Written problem: Print the records below exactly as they appear.

Dataset records:
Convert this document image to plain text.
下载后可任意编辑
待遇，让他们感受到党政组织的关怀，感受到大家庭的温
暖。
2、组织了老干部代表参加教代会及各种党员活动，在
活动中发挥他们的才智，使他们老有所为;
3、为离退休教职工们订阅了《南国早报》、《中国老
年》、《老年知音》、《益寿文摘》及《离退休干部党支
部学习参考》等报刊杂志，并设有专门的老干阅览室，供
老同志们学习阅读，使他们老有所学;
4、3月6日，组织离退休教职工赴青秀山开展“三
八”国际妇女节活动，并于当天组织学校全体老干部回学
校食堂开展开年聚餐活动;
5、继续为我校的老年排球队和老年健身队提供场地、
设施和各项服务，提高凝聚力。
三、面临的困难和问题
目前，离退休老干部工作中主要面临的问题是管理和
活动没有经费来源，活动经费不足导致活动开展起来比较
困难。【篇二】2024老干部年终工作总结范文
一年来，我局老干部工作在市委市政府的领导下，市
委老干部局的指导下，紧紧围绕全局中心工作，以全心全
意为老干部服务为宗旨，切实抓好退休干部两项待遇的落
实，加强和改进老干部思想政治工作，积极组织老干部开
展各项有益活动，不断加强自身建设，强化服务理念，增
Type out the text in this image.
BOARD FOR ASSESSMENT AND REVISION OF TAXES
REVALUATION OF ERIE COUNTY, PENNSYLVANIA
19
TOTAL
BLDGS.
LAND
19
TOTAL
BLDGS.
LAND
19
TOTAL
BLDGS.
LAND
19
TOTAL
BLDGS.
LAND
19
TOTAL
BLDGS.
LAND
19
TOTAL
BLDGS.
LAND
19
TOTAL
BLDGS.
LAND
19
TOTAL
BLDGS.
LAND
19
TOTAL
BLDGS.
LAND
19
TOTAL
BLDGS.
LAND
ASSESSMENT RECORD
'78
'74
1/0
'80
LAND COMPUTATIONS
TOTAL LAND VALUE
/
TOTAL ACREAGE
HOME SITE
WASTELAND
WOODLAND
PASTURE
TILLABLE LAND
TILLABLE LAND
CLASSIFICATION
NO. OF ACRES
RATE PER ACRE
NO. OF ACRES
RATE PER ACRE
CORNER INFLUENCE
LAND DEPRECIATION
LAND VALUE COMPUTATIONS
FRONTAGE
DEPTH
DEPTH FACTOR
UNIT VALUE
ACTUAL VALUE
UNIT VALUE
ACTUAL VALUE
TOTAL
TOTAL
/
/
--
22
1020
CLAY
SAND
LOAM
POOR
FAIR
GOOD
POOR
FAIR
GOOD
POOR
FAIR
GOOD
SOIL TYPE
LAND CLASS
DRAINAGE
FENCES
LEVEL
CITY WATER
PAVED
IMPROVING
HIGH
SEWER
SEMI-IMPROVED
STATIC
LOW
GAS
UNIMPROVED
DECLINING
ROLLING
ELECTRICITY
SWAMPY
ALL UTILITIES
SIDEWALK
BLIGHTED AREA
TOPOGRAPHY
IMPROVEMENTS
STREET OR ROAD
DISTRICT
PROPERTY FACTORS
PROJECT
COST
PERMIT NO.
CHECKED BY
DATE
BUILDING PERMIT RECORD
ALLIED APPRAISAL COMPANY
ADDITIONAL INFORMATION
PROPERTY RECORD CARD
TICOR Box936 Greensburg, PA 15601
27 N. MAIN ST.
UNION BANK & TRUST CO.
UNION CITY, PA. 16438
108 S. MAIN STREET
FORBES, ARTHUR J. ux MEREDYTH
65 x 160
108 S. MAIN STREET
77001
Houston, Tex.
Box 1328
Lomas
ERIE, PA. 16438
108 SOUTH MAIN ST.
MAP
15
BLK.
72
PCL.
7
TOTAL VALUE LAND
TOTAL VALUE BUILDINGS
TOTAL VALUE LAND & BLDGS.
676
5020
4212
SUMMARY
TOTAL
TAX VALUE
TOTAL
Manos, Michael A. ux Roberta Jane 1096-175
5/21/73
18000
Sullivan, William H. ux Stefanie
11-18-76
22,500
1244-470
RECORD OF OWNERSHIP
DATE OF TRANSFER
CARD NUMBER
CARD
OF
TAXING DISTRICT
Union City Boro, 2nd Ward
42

Solution to this problem:
Convert this document image to plain text.
下载后可任意编辑
待遇，让他们感受到党政组织的关怀，感受到大家庭的温
暖。
2、组织了老干部代表参加教代会及各种党员活动，在
活动中发挥他们的才智，使他们老有所为;
3、为离退休教职工们订阅了《南国早报》、《中国老
年》、《老年知音》、《益寿文摘》及《离退休干部党支
部学习参考》等报刊杂志，并设有专门的老干阅览室，供
老同志们学习阅读，使他们老有所学;
4、3月6日，组织离退休教职工赴青秀山开展“三
八”国际妇女节活动，并于当天组织学校全体老干部回学
校食堂开展开年聚餐活动;
5、继续为我校的老年排球队和老年健身队提供场地、
设施和各项服务，提高凝聚力。
三、面临的困难和问题
目前，离退休老干部工作中主要面临的问题是管理和
活动没有经费来源，活动经费不足导致活动开展起来比较
困难。【篇二】2024老干部年终工作总结范文
一年来，我局老干部工作在市委市政府的领导下，市
委老干部局的指导下，紧紧围绕全局中心工作，以全心全
意为老干部服务为宗旨，切实抓好退休干部两项待遇的落
实，加强和改进老干部思想政治工作，积极组织老干部开
展各项有益活动，不断加强自身建设，强化服务理念，增
Type out the text in this image.
BOARD FOR ASSESSMENT AND REVISION OF TAXES
REVALUATION OF ERIE COUNTY, PENNSYLVANIA
19
TOTAL
BLDGS.
LAND
19
TOTAL
BLDGS.
LAND
19
TOTAL
BLDGS.
LAND
19
TOTAL
BLDGS.
LAND
19
TOTAL
BLDGS.
LAND
19
TOTAL
BLDGS.
LAND
19
TOTAL
BLDGS.
LAND
19
TOTAL
BLDGS.
LAND
19
TOTAL
BLDGS.
LAND
19
TOTAL
BLDGS.
LAND
ASSESSMENT RECORD
'78
'74
1/0
'80
LAND COMPUTATIONS
TOTAL LAND VALUE
/
TOTAL ACREAGE
HOME SITE
WASTELAND
WOODLAND
PASTURE
TILLABLE LAND
TILLABLE LAND
CLASSIFICATION
NO. OF ACRES
RATE PER ACRE
NO. OF ACRES
RATE PER ACRE
CORNER INFLUENCE
LAND DEPRECIATION
LAND VALUE COMPUTATIONS
FRONTAGE
DEPTH
DEPTH FACTOR
UNIT VALUE
ACTUAL VALUE
UNIT VALUE
ACTUAL VALUE
TOTAL
TOTAL
/
/
--
22
1020
CLAY
SAND
LOAM
POOR
FAIR
GOOD
POOR
FAIR
GOOD
POOR
FAIR
GOOD
SOIL TYPE
LAND CLASS
DRAINAGE
FENCES
LEVEL
CITY WATER
PAVED
IMPROVING
HIGH
SEWER
SEMI-IMPROVED
STATIC
LOW
GAS
UNIMPROVED
DECLINING
ROLLING
ELECTRICITY
SWAMPY
ALL UTILITIES
SIDEWALK
BLIGHTED AREA
TOPOGRAPHY
IMPROVEMENTS
STREET OR ROAD
DISTRICT
PROPERTY FACTORS
PROJECT
COST
PERMIT NO.
CHECKED BY
DATE
BUILDING PERMIT RECORD
ALLIED APPRAISAL COMPANY
ADDITIONAL INFORMATION
PROPERTY RECORD CARD
TICOR Box936 Greensburg, PA 15601
27 N. MAIN ST.
UNION BANK & TRUST CO.
UNION CITY, PA. 16438
108 S. MAIN STREET
FORBES, ARTHUR J. ux MEREDYTH
65 x 160
108 S. MAIN STREET
77001
Houston, Tex.
Box 1328
Lomas
ERIE, PA. 16438
108 SOUTH MAIN ST.
MAP
15
BLK.
72
PCL.
7
TOTAL VALUE LAND
TOTAL VALUE BUILDINGS
TOTAL VALUE LAND & BLDGS.
676
5020
4212
SUMMARY
TOTAL
TAX VALUE
TOTAL
Manos, Michael A. ux Roberta Jane 1096-175
5/21/73
18000
Sullivan, William H. ux Stefanie
11-18-76
22,500
1244-470
RECORD OF OWNERSHIP
DATE OF TRANSFER
CARD NUMBER
CARD
OF
TAXING DISTRICT
Union City Boro, 2nd Ward
42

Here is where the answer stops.